▼▼▼

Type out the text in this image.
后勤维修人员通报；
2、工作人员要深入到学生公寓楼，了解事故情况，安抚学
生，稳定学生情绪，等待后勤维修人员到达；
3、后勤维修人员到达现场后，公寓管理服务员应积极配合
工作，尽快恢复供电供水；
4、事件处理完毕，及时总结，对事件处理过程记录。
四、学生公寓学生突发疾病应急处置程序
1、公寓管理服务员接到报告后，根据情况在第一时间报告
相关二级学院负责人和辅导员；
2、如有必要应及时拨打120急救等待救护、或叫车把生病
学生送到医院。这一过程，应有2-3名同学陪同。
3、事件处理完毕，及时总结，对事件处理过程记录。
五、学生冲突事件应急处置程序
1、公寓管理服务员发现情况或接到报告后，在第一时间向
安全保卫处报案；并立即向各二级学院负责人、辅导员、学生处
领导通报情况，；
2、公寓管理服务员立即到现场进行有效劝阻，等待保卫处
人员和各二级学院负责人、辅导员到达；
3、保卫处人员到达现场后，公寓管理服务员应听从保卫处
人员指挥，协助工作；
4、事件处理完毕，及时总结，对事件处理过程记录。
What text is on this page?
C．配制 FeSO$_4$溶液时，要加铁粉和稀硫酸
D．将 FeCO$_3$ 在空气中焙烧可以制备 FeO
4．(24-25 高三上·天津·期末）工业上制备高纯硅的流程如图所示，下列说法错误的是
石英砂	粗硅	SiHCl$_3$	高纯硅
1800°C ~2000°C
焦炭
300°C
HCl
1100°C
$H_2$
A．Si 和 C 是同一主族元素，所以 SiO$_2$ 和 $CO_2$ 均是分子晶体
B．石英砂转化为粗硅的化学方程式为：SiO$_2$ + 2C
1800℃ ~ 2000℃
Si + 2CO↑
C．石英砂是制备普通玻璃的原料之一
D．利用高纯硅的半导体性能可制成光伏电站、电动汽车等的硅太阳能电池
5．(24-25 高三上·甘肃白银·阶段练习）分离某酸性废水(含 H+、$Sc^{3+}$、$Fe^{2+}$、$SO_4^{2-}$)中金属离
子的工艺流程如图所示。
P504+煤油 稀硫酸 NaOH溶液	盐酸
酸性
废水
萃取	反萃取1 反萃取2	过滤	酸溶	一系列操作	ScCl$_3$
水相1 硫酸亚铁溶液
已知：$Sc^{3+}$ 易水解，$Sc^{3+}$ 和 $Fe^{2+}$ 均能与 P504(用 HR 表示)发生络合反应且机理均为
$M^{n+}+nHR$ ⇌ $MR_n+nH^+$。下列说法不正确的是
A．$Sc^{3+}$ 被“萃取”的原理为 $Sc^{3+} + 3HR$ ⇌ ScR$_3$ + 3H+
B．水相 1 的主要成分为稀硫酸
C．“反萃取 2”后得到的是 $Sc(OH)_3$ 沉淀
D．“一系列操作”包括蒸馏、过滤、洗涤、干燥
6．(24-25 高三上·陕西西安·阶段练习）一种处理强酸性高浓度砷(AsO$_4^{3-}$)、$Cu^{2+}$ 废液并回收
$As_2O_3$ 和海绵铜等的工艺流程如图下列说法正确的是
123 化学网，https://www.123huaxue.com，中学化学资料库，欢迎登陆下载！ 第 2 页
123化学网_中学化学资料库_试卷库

▲▲▲

What the task asks
Return every line in the listing that contains the word "阶段练习".

Output of the task
5．(24-25 高三上·甘肃白银·阶段练习）分离某酸性废水(含 H+、$Sc^{3+}$、$Fe^{2+}$、$SO_4^{2-}$)中金属离
6．(24-25 高三上·陕西西安·阶段练习）一种处理强酸性高浓度砷(AsO$_4^{3-}$)、$Cu^{2+}$ 废液并回收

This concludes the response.